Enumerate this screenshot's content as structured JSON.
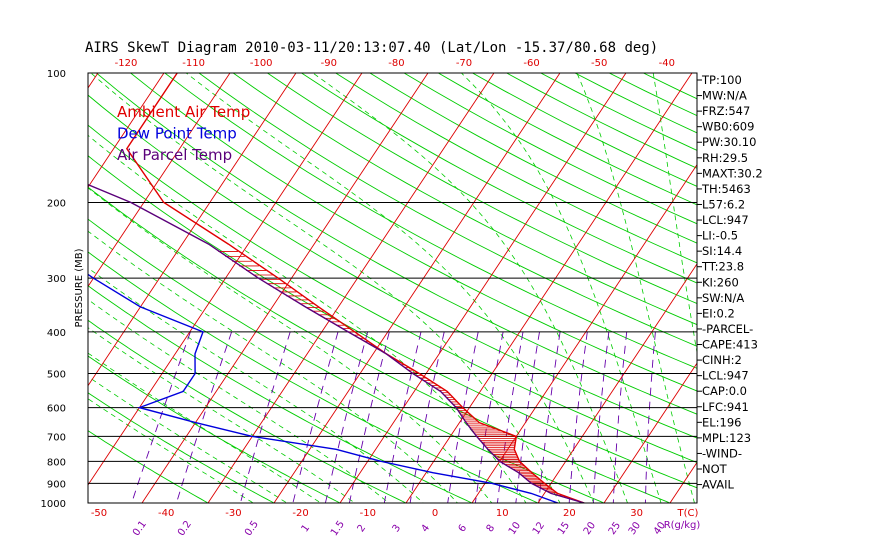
{
  "chart_data": {
    "type": "line",
    "title": "AIRS SkewT Diagram 2010-03-11/20:13:07.40 (Lat/Lon -15.37/80.68 deg)",
    "ylabel": "PRESSURE (MB)",
    "xlabel": "T(C)",
    "mixing_ratio_unit": "R(g/kg)",
    "pressure_ticks": [
      100,
      200,
      300,
      400,
      500,
      600,
      700,
      800,
      900,
      1000
    ],
    "top_temperature_ticks": [
      -120,
      -110,
      -100,
      -90,
      -80,
      -70,
      -60,
      -50,
      -40
    ],
    "bottom_temperature_ticks": [
      -50,
      -40,
      -30,
      -20,
      -10,
      0,
      10,
      20,
      30
    ],
    "mixing_ratio_labels": [
      "0.1",
      "0.2",
      "0.5",
      "1",
      "1.5",
      "2",
      "3",
      "4",
      "6",
      "8",
      "10",
      "12",
      "15",
      "20",
      "25",
      "30",
      "40"
    ],
    "legend": [
      {
        "name": "Ambient Air Temp",
        "color": "#e00000"
      },
      {
        "name": "Dew Point Temp",
        "color": "#0000dd"
      },
      {
        "name": "Air Parcel Temp",
        "color": "#5a007a"
      }
    ],
    "series": [
      {
        "name": "Ambient Air Temp",
        "color": "#e00000",
        "points": [
          [
            100,
            -78
          ],
          [
            150,
            -78
          ],
          [
            200,
            -67
          ],
          [
            250,
            -53
          ],
          [
            300,
            -42
          ],
          [
            350,
            -33
          ],
          [
            400,
            -25
          ],
          [
            450,
            -18
          ],
          [
            500,
            -11
          ],
          [
            550,
            -5
          ],
          [
            600,
            -1
          ],
          [
            650,
            3
          ],
          [
            700,
            10
          ],
          [
            750,
            11
          ],
          [
            800,
            13
          ],
          [
            850,
            16
          ],
          [
            900,
            19
          ],
          [
            950,
            22
          ],
          [
            1000,
            27
          ]
        ]
      },
      {
        "name": "Dew Point Temp",
        "color": "#0000dd",
        "points": [
          [
            100,
            -106
          ],
          [
            150,
            -98
          ],
          [
            200,
            -91
          ],
          [
            250,
            -81
          ],
          [
            300,
            -70
          ],
          [
            350,
            -60
          ],
          [
            400,
            -48
          ],
          [
            450,
            -47
          ],
          [
            500,
            -45
          ],
          [
            550,
            -45
          ],
          [
            600,
            -50
          ],
          [
            650,
            -40
          ],
          [
            700,
            -30
          ],
          [
            750,
            -16
          ],
          [
            800,
            -8
          ],
          [
            850,
            1
          ],
          [
            900,
            11
          ],
          [
            950,
            18
          ],
          [
            1000,
            23
          ]
        ]
      },
      {
        "name": "Air Parcel Temp",
        "color": "#5a007a",
        "points": [
          [
            100,
            -128
          ],
          [
            150,
            -97
          ],
          [
            200,
            -72
          ],
          [
            250,
            -56
          ],
          [
            300,
            -45
          ],
          [
            350,
            -35
          ],
          [
            400,
            -26
          ],
          [
            450,
            -18
          ],
          [
            500,
            -12
          ],
          [
            550,
            -6
          ],
          [
            600,
            -2
          ],
          [
            650,
            1
          ],
          [
            700,
            4
          ],
          [
            750,
            7
          ],
          [
            800,
            10
          ],
          [
            850,
            14
          ],
          [
            900,
            17
          ],
          [
            950,
            21
          ],
          [
            1000,
            27
          ]
        ]
      }
    ]
  },
  "indices": [
    "TP:100",
    "MW:N/A",
    "FRZ:547",
    "WB0:609",
    "PW:30.10",
    "RH:29.5",
    "MAXT:30.2",
    "TH:5463",
    "L57:6.2",
    "LCL:947",
    "LI:-0.5",
    "SI:14.4",
    "TT:23.8",
    "KI:260",
    "SW:N/A",
    "EI:0.2",
    "-PARCEL-",
    "CAPE:413",
    "CINH:2",
    "LCL:947",
    "CAP:0.0",
    "LFC:941",
    "EL:196",
    "MPL:123",
    "-WIND-",
    "NOT",
    "AVAIL"
  ],
  "colors": {
    "dry_adiabat": "#00cc00",
    "moist_adiabat": "#00cc00",
    "isotherm": "#dd0000",
    "mixing_ratio": "#6600aa",
    "isobar": "#000000",
    "temp_label": "#dd0000",
    "mixing_label": "#8800aa",
    "cape_hatch": "#dd0000"
  }
}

▶ Stated problem:
All the records need to be repeated exactly, with the images dropped.

▶ Task response:
Enumerate this screenshot's content as structured JSON.
{
  "chart_data": {
    "type": "line",
    "title": "AIRS SkewT Diagram 2010-03-11/20:13:07.40 (Lat/Lon -15.37/80.68 deg)",
    "ylabel": "PRESSURE (MB)",
    "xlabel": "T(C)",
    "mixing_ratio_unit": "R(g/kg)",
    "pressure_ticks": [
      100,
      200,
      300,
      400,
      500,
      600,
      700,
      800,
      900,
      1000
    ],
    "top_temperature_ticks": [
      -120,
      -110,
      -100,
      -90,
      -80,
      -70,
      -60,
      -50,
      -40
    ],
    "bottom_temperature_ticks": [
      -50,
      -40,
      -30,
      -20,
      -10,
      0,
      10,
      20,
      30
    ],
    "mixing_ratio_labels": [
      "0.1",
      "0.2",
      "0.5",
      "1",
      "1.5",
      "2",
      "3",
      "4",
      "6",
      "8",
      "10",
      "12",
      "15",
      "20",
      "25",
      "30",
      "40"
    ],
    "legend": [
      {
        "name": "Ambient Air Temp",
        "color": "#e00000"
      },
      {
        "name": "Dew Point Temp",
        "color": "#0000dd"
      },
      {
        "name": "Air Parcel Temp",
        "color": "#5a007a"
      }
    ],
    "series": [
      {
        "name": "Ambient Air Temp",
        "color": "#e00000",
        "points": [
          [
            100,
            -78
          ],
          [
            150,
            -78
          ],
          [
            200,
            -67
          ],
          [
            250,
            -53
          ],
          [
            300,
            -42
          ],
          [
            350,
            -33
          ],
          [
            400,
            -25
          ],
          [
            450,
            -18
          ],
          [
            500,
            -11
          ],
          [
            550,
            -5
          ],
          [
            600,
            -1
          ],
          [
            650,
            3
          ],
          [
            700,
            10
          ],
          [
            750,
            11
          ],
          [
            800,
            13
          ],
          [
            850,
            16
          ],
          [
            900,
            19
          ],
          [
            950,
            22
          ],
          [
            1000,
            27
          ]
        ]
      },
      {
        "name": "Dew Point Temp",
        "color": "#0000dd",
        "points": [
          [
            100,
            -106
          ],
          [
            150,
            -98
          ],
          [
            200,
            -91
          ],
          [
            250,
            -81
          ],
          [
            300,
            -70
          ],
          [
            350,
            -60
          ],
          [
            400,
            -48
          ],
          [
            450,
            -47
          ],
          [
            500,
            -45
          ],
          [
            550,
            -45
          ],
          [
            600,
            -50
          ],
          [
            650,
            -40
          ],
          [
            700,
            -30
          ],
          [
            750,
            -16
          ],
          [
            800,
            -8
          ],
          [
            850,
            1
          ],
          [
            900,
            11
          ],
          [
            950,
            18
          ],
          [
            1000,
            23
          ]
        ]
      },
      {
        "name": "Air Parcel Temp",
        "color": "#5a007a",
        "points": [
          [
            100,
            -128
          ],
          [
            150,
            -97
          ],
          [
            200,
            -72
          ],
          [
            250,
            -56
          ],
          [
            300,
            -45
          ],
          [
            350,
            -35
          ],
          [
            400,
            -26
          ],
          [
            450,
            -18
          ],
          [
            500,
            -12
          ],
          [
            550,
            -6
          ],
          [
            600,
            -2
          ],
          [
            650,
            1
          ],
          [
            700,
            4
          ],
          [
            750,
            7
          ],
          [
            800,
            10
          ],
          [
            850,
            14
          ],
          [
            900,
            17
          ],
          [
            950,
            21
          ],
          [
            1000,
            27
          ]
        ]
      }
    ]
  },
  "indices": [
    "TP:100",
    "MW:N/A",
    "FRZ:547",
    "WB0:609",
    "PW:30.10",
    "RH:29.5",
    "MAXT:30.2",
    "TH:5463",
    "L57:6.2",
    "LCL:947",
    "LI:-0.5",
    "SI:14.4",
    "TT:23.8",
    "KI:260",
    "SW:N/A",
    "EI:0.2",
    "-PARCEL-",
    "CAPE:413",
    "CINH:2",
    "LCL:947",
    "CAP:0.0",
    "LFC:941",
    "EL:196",
    "MPL:123",
    "-WIND-",
    "NOT",
    "AVAIL"
  ],
  "colors": {
    "dry_adiabat": "#00cc00",
    "moist_adiabat": "#00cc00",
    "isotherm": "#dd0000",
    "mixing_ratio": "#6600aa",
    "isobar": "#000000",
    "temp_label": "#dd0000",
    "mixing_label": "#8800aa",
    "cape_hatch": "#dd0000"
  }
}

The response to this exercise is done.